▶ Job
Read the records and gather each line that includes "Android".

Stored data
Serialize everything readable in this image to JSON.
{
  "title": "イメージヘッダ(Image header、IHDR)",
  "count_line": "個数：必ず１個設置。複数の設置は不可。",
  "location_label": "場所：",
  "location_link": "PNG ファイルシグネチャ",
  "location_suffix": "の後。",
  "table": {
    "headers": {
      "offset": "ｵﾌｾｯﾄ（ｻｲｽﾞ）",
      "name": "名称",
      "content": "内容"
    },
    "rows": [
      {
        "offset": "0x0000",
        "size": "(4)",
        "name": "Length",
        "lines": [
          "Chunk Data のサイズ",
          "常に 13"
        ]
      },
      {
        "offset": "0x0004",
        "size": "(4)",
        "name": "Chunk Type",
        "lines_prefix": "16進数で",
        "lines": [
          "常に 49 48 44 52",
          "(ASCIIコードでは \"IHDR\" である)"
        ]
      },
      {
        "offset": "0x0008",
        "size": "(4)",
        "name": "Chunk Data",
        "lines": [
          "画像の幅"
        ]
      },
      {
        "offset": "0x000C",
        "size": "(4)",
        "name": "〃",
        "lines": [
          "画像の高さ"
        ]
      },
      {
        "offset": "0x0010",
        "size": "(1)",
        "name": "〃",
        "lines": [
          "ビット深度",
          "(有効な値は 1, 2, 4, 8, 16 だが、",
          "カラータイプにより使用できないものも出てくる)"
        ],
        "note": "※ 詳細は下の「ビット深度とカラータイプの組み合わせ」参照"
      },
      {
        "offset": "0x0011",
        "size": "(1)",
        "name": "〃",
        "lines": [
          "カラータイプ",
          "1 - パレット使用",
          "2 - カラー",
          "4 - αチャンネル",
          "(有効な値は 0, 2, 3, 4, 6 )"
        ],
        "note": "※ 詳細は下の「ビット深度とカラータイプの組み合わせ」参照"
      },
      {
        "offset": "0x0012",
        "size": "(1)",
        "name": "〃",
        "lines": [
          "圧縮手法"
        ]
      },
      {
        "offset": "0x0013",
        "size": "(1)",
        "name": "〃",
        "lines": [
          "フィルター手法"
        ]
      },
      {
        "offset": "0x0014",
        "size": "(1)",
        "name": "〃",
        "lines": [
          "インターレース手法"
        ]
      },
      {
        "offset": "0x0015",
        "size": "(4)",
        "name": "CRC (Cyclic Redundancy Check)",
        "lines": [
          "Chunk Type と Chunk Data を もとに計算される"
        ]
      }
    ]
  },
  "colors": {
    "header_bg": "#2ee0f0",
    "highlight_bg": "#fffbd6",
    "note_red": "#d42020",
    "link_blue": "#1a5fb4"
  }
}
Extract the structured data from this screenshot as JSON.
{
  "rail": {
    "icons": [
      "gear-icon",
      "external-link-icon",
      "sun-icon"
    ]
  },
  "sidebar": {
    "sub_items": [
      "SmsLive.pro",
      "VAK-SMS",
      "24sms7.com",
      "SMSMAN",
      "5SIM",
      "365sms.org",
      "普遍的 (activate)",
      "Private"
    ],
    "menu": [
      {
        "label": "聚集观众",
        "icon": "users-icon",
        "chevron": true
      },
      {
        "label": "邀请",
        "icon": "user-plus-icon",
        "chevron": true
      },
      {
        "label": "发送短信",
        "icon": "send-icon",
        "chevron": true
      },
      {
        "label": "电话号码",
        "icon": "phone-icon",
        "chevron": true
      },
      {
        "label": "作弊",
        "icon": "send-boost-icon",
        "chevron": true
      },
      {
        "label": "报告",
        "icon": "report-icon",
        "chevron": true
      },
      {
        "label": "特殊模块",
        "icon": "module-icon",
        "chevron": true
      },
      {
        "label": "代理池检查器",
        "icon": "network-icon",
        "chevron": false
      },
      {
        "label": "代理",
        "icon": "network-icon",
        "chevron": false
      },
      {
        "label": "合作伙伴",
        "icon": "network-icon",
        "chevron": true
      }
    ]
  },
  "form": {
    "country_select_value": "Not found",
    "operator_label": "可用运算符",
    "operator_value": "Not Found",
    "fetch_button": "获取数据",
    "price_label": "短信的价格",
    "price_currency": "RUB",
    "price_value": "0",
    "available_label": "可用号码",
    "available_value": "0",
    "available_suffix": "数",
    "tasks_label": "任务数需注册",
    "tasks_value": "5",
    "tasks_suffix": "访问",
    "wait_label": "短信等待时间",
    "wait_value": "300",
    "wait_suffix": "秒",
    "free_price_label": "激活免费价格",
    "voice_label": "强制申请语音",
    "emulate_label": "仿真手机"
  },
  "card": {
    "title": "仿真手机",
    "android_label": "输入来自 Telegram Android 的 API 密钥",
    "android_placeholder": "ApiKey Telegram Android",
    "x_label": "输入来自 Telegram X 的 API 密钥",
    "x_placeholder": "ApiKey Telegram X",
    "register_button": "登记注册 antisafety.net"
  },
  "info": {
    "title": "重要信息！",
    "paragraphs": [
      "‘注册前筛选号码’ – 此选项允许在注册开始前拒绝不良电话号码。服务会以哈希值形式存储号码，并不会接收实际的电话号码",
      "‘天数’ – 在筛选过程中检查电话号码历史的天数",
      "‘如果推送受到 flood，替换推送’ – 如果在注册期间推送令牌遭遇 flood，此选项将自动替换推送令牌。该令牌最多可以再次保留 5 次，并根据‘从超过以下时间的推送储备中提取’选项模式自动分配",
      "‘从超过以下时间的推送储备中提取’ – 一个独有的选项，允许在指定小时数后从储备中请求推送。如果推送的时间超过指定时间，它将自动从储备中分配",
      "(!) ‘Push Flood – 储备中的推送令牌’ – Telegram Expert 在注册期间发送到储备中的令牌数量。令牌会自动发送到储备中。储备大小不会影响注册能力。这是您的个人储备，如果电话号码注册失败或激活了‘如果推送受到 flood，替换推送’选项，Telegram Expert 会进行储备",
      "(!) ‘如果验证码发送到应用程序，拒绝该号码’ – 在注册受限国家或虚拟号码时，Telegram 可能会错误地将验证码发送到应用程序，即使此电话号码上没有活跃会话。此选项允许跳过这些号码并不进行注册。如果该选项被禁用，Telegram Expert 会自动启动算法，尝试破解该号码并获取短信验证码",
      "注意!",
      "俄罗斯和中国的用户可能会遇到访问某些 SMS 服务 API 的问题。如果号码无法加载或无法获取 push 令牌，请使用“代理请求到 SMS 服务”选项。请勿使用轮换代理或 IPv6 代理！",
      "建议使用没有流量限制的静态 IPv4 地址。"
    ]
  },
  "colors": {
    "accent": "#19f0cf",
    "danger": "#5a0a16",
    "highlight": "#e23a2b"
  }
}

▶ Complete output
    "android_label": "输入来自 Telegram Android 的 API 密钥",
    "android_placeholder": "ApiKey Telegram Android",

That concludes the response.